Source material →
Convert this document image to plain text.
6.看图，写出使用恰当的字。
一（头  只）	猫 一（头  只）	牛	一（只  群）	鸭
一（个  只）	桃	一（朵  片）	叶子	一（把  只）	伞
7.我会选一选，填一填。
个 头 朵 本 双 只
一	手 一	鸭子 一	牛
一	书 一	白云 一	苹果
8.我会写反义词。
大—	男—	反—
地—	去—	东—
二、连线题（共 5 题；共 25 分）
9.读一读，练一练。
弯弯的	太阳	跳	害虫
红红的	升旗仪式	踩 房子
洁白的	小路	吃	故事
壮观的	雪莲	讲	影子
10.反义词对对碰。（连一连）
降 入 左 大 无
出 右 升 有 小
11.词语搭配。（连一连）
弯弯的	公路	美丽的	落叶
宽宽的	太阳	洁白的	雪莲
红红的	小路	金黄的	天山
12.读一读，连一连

==

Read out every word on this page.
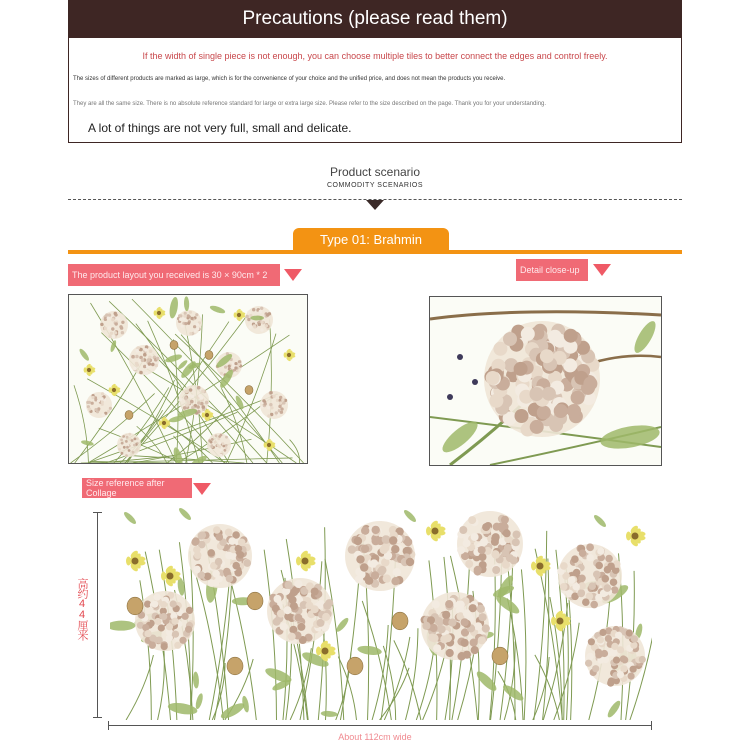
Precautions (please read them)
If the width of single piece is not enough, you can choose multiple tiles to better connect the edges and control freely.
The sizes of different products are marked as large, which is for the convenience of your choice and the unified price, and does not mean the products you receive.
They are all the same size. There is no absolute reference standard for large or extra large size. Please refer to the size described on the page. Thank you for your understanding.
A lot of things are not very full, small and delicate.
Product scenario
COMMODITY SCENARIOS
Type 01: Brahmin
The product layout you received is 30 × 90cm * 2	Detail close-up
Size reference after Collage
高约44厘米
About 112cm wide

---

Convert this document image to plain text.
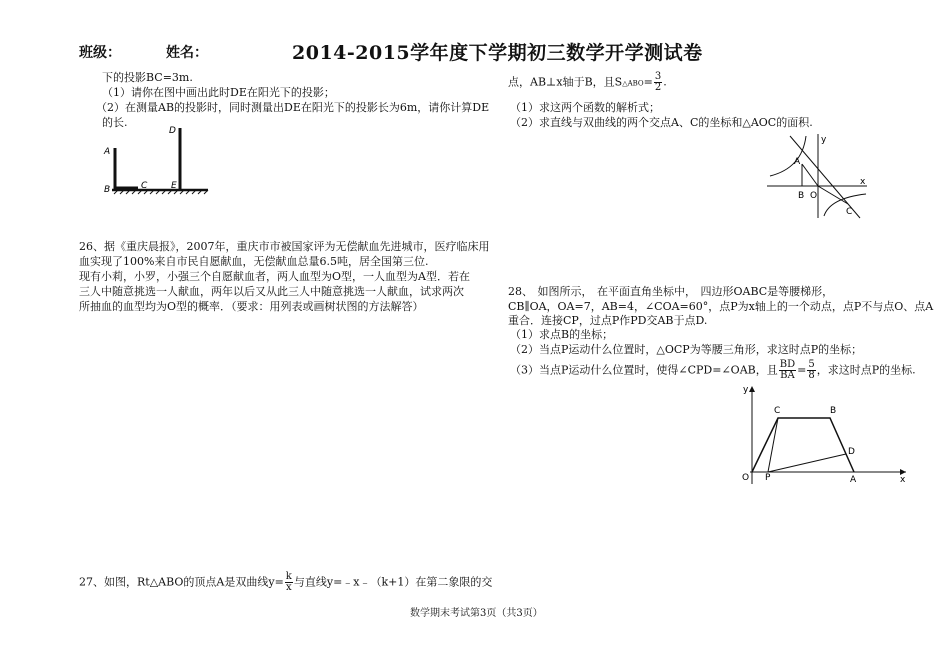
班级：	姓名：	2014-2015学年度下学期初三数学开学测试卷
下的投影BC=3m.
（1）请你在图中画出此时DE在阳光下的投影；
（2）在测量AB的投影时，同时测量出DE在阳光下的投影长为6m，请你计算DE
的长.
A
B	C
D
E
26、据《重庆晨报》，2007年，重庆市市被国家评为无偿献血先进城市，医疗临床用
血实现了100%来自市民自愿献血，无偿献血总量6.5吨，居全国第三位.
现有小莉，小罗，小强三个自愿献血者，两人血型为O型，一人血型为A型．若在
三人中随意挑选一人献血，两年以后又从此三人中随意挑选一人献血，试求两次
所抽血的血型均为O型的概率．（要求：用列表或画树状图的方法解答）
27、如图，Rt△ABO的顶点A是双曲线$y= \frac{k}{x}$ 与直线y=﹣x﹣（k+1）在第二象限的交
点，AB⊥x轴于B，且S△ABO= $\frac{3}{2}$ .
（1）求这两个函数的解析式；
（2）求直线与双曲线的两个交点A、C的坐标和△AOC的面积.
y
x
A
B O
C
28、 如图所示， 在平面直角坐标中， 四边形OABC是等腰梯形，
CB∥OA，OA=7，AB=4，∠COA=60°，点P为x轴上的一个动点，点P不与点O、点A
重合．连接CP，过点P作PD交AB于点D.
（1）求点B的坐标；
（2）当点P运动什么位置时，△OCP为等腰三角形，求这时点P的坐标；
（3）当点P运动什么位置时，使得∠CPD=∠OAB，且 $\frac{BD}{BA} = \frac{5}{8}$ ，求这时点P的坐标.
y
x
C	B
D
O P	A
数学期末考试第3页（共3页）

Task brief → Extract all lines of the records above that include "your".

Exercise response →
The sizes of different products are marked as large, which is for the convenience of your choice and the unified price, and does not mean the products you receive.
They are all the same size. There is no absolute reference standard for large or extra large size. Please refer to the size described on the page. Thank you for your understanding.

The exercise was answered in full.